## Exercise
Transcribe the full listing below exactly.

Figure record extracts
***

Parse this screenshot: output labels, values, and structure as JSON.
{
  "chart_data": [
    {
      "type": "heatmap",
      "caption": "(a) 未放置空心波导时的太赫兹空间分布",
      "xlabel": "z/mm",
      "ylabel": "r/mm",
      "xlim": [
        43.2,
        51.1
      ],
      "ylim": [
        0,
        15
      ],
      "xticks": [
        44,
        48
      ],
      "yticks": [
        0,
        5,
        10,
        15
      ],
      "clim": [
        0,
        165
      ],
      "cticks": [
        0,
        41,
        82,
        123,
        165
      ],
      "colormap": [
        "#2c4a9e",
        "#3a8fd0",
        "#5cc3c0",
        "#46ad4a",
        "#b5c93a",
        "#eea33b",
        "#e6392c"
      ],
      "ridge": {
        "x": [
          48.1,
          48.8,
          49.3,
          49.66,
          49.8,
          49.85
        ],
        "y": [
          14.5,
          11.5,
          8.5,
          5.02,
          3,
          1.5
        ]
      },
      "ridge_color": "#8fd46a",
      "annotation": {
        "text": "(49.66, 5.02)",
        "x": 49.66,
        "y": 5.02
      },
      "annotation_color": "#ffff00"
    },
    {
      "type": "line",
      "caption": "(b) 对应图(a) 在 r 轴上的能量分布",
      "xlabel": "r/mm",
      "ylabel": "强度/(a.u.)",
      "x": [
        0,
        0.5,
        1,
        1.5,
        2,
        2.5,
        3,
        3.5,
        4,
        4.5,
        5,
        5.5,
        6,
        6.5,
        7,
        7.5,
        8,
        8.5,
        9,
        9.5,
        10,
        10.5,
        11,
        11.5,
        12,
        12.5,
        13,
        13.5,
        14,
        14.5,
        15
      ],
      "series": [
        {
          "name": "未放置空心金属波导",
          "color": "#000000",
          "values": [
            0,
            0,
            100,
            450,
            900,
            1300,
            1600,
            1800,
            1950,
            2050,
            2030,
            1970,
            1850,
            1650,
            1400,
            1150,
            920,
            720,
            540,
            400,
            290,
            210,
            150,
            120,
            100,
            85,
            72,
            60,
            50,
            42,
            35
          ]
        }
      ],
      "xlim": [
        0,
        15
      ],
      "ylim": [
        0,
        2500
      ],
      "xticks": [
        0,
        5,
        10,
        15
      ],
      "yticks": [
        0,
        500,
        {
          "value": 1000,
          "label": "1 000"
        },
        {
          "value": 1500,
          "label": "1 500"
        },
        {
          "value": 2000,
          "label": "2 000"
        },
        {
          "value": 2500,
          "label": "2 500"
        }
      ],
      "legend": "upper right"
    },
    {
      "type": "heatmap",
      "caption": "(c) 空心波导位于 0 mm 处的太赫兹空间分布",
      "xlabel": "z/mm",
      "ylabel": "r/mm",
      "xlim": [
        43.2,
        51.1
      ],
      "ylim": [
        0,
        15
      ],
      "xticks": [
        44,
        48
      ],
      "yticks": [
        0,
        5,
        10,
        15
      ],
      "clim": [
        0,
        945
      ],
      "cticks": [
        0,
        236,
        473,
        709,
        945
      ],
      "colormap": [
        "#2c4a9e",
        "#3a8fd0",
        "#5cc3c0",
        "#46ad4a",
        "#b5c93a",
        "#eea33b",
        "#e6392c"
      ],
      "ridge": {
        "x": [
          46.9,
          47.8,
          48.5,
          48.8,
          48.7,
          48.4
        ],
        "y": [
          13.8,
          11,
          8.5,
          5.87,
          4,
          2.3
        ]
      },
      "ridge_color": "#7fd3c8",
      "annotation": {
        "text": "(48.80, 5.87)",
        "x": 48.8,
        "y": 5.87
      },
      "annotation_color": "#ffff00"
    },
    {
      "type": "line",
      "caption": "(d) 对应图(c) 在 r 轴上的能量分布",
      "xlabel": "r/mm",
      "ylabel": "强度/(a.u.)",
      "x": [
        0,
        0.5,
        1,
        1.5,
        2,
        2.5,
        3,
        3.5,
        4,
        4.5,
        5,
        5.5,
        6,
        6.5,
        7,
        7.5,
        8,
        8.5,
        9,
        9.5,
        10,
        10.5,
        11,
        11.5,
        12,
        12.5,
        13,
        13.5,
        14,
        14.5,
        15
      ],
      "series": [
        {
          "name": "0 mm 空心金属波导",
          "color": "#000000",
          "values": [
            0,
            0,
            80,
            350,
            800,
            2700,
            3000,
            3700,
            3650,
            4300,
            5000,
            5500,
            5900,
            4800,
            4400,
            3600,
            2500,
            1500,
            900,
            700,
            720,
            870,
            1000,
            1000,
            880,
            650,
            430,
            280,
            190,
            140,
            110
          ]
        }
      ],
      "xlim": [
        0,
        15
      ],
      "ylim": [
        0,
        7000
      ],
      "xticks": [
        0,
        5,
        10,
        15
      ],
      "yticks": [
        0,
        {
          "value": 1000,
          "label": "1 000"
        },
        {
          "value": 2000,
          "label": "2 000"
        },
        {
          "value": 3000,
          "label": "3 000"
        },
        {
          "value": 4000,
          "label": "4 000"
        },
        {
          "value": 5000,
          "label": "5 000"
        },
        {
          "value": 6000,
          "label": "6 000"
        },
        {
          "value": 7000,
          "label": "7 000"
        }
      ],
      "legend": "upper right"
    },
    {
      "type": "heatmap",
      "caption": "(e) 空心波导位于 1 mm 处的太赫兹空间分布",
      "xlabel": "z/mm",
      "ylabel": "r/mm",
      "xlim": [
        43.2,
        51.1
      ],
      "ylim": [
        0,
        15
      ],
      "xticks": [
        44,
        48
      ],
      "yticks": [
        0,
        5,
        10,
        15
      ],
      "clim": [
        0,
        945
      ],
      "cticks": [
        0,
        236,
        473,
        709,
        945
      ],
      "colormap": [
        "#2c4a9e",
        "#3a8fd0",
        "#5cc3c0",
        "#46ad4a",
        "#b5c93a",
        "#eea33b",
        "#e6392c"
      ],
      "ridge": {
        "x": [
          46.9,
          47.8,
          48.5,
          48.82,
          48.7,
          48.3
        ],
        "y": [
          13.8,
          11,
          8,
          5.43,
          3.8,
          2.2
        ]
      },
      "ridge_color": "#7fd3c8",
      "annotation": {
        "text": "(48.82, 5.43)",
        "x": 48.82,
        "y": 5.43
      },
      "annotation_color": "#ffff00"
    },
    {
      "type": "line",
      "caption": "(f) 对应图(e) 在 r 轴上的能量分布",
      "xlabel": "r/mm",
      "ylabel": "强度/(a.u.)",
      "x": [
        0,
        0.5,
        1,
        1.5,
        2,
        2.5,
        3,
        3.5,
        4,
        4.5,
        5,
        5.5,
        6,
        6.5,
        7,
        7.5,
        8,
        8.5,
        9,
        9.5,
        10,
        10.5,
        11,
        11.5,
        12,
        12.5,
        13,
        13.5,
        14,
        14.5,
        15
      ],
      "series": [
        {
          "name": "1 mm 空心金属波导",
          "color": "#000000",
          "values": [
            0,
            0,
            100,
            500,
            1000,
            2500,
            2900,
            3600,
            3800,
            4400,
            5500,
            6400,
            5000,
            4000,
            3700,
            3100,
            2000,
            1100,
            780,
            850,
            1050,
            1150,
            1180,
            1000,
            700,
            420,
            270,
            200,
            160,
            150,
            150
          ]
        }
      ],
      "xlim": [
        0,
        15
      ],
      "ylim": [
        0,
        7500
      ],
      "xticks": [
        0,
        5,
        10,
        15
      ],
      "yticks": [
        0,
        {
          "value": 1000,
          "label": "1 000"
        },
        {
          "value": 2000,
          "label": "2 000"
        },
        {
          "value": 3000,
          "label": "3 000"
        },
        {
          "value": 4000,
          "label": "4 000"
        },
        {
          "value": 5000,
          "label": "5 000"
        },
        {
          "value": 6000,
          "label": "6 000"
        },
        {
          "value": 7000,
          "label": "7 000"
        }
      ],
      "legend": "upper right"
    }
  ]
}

***

## Correct answer
Parse this screenshot: output labels, values, and structure as JSON.
{
  "chart_data": [
    {
      "type": "heatmap",
      "caption": "(a) 未放置空心波导时的太赫兹空间分布",
      "xlabel": "z/mm",
      "ylabel": "r/mm",
      "xlim": [
        43.2,
        51.1
      ],
      "ylim": [
        0,
        15
      ],
      "xticks": [
        44,
        48
      ],
      "yticks": [
        0,
        5,
        10,
        15
      ],
      "clim": [
        0,
        165
      ],
      "cticks": [
        0,
        41,
        82,
        123,
        165
      ],
      "colormap": [
        "#2c4a9e",
        "#3a8fd0",
        "#5cc3c0",
        "#46ad4a",
        "#b5c93a",
        "#eea33b",
        "#e6392c"
      ],
      "ridge": {
        "x": [
          48.1,
          48.8,
          49.3,
          49.66,
          49.8,
          49.85
        ],
        "y": [
          14.5,
          11.5,
          8.5,
          5.02,
          3,
          1.5
        ]
      },
      "ridge_color": "#8fd46a",
      "annotation": {
        "text": "(49.66, 5.02)",
        "x": 49.66,
        "y": 5.02
      },
      "annotation_color": "#ffff00"
    },
    {
      "type": "line",
      "caption": "(b) 对应图(a) 在 r 轴上的能量分布",
      "xlabel": "r/mm",
      "ylabel": "强度/(a.u.)",
      "x": [
        0,
        0.5,
        1,
        1.5,
        2,
        2.5,
        3,
        3.5,
        4,
        4.5,
        5,
        5.5,
        6,
        6.5,
        7,
        7.5,
        8,
        8.5,
        9,
        9.5,
        10,
        10.5,
        11,
        11.5,
        12,
        12.5,
        13,
        13.5,
        14,
        14.5,
        15
      ],
      "series": [
        {
          "name": "未放置空心金属波导",
          "color": "#000000",
          "values": [
            0,
            0,
            100,
            450,
            900,
            1300,
            1600,
            1800,
            1950,
            2050,
            2030,
            1970,
            1850,
            1650,
            1400,
            1150,
            920,
            720,
            540,
            400,
            290,
            210,
            150,
            120,
            100,
            85,
            72,
            60,
            50,
            42,
            35
          ]
        }
      ],
      "xlim": [
        0,
        15
      ],
      "ylim": [
        0,
        2500
      ],
      "xticks": [
        0,
        5,
        10,
        15
      ],
      "yticks": [
        0,
        500,
        {
          "value": 1000,
          "label": "1 000"
        },
        {
          "value": 1500,
          "label": "1 500"
        },
        {
          "value": 2000,
          "label": "2 000"
        },
        {
          "value": 2500,
          "label": "2 500"
        }
      ],
      "legend": "upper right"
    },
    {
      "type": "heatmap",
      "caption": "(c) 空心波导位于 0 mm 处的太赫兹空间分布",
      "xlabel": "z/mm",
      "ylabel": "r/mm",
      "xlim": [
        43.2,
        51.1
      ],
      "ylim": [
        0,
        15
      ],
      "xticks": [
        44,
        48
      ],
      "yticks": [
        0,
        5,
        10,
        15
      ],
      "clim": [
        0,
        945
      ],
      "cticks": [
        0,
        236,
        473,
        709,
        945
      ],
      "colormap": [
        "#2c4a9e",
        "#3a8fd0",
        "#5cc3c0",
        "#46ad4a",
        "#b5c93a",
        "#eea33b",
        "#e6392c"
      ],
      "ridge": {
        "x": [
          46.9,
          47.8,
          48.5,
          48.8,
          48.7,
          48.4
        ],
        "y": [
          13.8,
          11,
          8.5,
          5.87,
          4,
          2.3
        ]
      },
      "ridge_color": "#7fd3c8",
      "annotation": {
        "text": "(48.80, 5.87)",
        "x": 48.8,
        "y": 5.87
      },
      "annotation_color": "#ffff00"
    },
    {
      "type": "line",
      "caption": "(d) 对应图(c) 在 r 轴上的能量分布",
      "xlabel": "r/mm",
      "ylabel": "强度/(a.u.)",
      "x": [
        0,
        0.5,
        1,
        1.5,
        2,
        2.5,
        3,
        3.5,
        4,
        4.5,
        5,
        5.5,
        6,
        6.5,
        7,
        7.5,
        8,
        8.5,
        9,
        9.5,
        10,
        10.5,
        11,
        11.5,
        12,
        12.5,
        13,
        13.5,
        14,
        14.5,
        15
      ],
      "series": [
        {
          "name": "0 mm 空心金属波导",
          "color": "#000000",
          "values": [
            0,
            0,
            80,
            350,
            800,
            2700,
            3000,
            3700,
            3650,
            4300,
            5000,
            5500,
            5900,
            4800,
            4400,
            3600,
            2500,
            1500,
            900,
            700,
            720,
            870,
            1000,
            1000,
            880,
            650,
            430,
            280,
            190,
            140,
            110
          ]
        }
      ],
      "xlim": [
        0,
        15
      ],
      "ylim": [
        0,
        7000
      ],
      "xticks": [
        0,
        5,
        10,
        15
      ],
      "yticks": [
        0,
        {
          "value": 1000,
          "label": "1 000"
        },
        {
          "value": 2000,
          "label": "2 000"
        },
        {
          "value": 3000,
          "label": "3 000"
        },
        {
          "value": 4000,
          "label": "4 000"
        },
        {
          "value": 5000,
          "label": "5 000"
        },
        {
          "value": 6000,
          "label": "6 000"
        },
        {
          "value": 7000,
          "label": "7 000"
        }
      ],
      "legend": "upper right"
    },
    {
      "type": "heatmap",
      "caption": "(e) 空心波导位于 1 mm 处的太赫兹空间分布",
      "xlabel": "z/mm",
      "ylabel": "r/mm",
      "xlim": [
        43.2,
        51.1
      ],
      "ylim": [
        0,
        15
      ],
      "xticks": [
        44,
        48
      ],
      "yticks": [
        0,
        5,
        10,
        15
      ],
      "clim": [
        0,
        945
      ],
      "cticks": [
        0,
        236,
        473,
        709,
        945
      ],
      "colormap": [
        "#2c4a9e",
        "#3a8fd0",
        "#5cc3c0",
        "#46ad4a",
        "#b5c93a",
        "#eea33b",
        "#e6392c"
      ],
      "ridge": {
        "x": [
          46.9,
          47.8,
          48.5,
          48.82,
          48.7,
          48.3
        ],
        "y": [
          13.8,
          11,
          8,
          5.43,
          3.8,
          2.2
        ]
      },
      "ridge_color": "#7fd3c8",
      "annotation": {
        "text": "(48.82, 5.43)",
        "x": 48.82,
        "y": 5.43
      },
      "annotation_color": "#ffff00"
    },
    {
      "type": "line",
      "caption": "(f) 对应图(e) 在 r 轴上的能量分布",
      "xlabel": "r/mm",
      "ylabel": "强度/(a.u.)",
      "x": [
        0,
        0.5,
        1,
        1.5,
        2,
        2.5,
        3,
        3.5,
        4,
        4.5,
        5,
        5.5,
        6,
        6.5,
        7,
        7.5,
        8,
        8.5,
        9,
        9.5,
        10,
        10.5,
        11,
        11.5,
        12,
        12.5,
        13,
        13.5,
        14,
        14.5,
        15
      ],
      "series": [
        {
          "name": "1 mm 空心金属波导",
          "color": "#000000",
          "values": [
            0,
            0,
            100,
            500,
            1000,
            2500,
            2900,
            3600,
            3800,
            4400,
            5500,
            6400,
            5000,
            4000,
            3700,
            3100,
            2000,
            1100,
            780,
            850,
            1050,
            1150,
            1180,
            1000,
            700,
            420,
            270,
            200,
            160,
            150,
            150
          ]
        }
      ],
      "xlim": [
        0,
        15
      ],
      "ylim": [
        0,
        7500
      ],
      "xticks": [
        0,
        5,
        10,
        15
      ],
      "yticks": [
        0,
        {
          "value": 1000,
          "label": "1 000"
        },
        {
          "value": 2000,
          "label": "2 000"
        },
        {
          "value": 3000,
          "label": "3 000"
        },
        {
          "value": 4000,
          "label": "4 000"
        },
        {
          "value": 5000,
          "label": "5 000"
        },
        {
          "value": 6000,
          "label": "6 000"
        },
        {
          "value": 7000,
          "label": "7 000"
        }
      ],
      "legend": "upper right"
    }
  ]
}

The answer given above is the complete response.